⟨

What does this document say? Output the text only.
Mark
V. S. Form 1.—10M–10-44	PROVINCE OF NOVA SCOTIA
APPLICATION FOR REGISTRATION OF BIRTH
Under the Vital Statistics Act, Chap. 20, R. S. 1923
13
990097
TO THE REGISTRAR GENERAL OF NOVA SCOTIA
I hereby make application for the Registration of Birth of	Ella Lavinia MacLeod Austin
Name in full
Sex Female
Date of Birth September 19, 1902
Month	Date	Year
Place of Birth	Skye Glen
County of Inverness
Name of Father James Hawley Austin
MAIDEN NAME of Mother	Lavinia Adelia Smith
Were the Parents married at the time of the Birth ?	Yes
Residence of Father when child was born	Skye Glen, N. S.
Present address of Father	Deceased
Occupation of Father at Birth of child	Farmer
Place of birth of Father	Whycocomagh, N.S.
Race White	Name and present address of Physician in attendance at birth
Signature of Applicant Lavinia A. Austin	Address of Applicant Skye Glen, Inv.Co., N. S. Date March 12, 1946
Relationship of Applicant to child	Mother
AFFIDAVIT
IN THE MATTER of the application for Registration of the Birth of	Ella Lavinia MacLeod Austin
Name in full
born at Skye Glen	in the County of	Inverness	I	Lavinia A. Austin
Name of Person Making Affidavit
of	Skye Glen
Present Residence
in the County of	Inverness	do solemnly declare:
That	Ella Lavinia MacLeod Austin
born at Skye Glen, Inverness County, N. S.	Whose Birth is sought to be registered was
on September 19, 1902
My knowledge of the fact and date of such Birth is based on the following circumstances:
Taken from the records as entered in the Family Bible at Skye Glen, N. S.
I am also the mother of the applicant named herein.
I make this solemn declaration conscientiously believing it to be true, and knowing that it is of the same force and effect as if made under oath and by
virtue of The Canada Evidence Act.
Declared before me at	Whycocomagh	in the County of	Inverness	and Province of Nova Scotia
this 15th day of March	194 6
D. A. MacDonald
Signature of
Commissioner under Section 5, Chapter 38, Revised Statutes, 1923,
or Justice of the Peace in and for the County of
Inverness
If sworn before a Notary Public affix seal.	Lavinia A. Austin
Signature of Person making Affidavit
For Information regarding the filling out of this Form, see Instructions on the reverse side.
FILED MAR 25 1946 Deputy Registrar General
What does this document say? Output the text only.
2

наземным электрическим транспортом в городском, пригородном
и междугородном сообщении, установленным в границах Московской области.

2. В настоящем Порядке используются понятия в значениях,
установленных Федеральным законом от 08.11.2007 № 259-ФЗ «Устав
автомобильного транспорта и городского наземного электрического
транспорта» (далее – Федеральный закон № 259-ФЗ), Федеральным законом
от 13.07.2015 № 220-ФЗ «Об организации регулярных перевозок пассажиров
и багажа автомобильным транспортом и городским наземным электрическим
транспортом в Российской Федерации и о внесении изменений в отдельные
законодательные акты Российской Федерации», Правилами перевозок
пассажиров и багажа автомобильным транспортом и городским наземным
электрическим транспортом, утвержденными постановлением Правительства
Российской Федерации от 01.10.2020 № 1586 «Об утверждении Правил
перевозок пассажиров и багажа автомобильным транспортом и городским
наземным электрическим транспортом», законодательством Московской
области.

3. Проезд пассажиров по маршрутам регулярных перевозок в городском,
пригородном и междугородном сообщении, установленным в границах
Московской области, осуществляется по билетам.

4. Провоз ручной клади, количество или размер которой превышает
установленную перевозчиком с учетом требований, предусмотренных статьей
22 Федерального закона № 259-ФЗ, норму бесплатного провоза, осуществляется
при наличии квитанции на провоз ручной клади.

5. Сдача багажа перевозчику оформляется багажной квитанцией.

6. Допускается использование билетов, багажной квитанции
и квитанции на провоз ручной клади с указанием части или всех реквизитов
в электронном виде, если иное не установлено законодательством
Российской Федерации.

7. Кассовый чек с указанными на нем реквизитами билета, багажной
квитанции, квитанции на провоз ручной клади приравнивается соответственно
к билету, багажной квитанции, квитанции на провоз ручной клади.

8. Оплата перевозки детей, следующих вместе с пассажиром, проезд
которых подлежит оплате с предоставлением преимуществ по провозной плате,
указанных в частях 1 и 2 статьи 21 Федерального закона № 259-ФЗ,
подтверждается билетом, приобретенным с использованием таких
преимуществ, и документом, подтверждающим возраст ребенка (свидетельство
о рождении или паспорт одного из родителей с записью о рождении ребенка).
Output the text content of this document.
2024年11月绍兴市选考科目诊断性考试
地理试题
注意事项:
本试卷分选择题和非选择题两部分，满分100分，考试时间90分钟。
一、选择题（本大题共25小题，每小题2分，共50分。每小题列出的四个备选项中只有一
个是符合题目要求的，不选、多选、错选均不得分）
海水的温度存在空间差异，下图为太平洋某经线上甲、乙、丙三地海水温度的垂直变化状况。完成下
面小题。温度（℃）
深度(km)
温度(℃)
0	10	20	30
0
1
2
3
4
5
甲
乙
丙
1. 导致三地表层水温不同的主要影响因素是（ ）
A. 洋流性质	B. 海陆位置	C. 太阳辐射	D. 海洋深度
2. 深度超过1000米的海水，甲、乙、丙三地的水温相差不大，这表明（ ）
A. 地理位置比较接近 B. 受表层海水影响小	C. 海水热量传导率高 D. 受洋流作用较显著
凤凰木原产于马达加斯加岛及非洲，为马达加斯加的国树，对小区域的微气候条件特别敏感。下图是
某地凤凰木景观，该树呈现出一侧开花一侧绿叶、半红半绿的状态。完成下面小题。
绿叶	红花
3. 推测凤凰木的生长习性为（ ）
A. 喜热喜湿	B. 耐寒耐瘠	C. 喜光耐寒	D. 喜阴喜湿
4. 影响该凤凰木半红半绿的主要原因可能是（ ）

⟩

> **Problem to solve**
Check the data for the word "before" and pull out the lines that have it.

> **Solution**
Declared before me at	Whycocomagh	in the County of	Inverness	and Province of Nova Scotia
If sworn before a Notary Public affix seal.	Lavinia A. Austin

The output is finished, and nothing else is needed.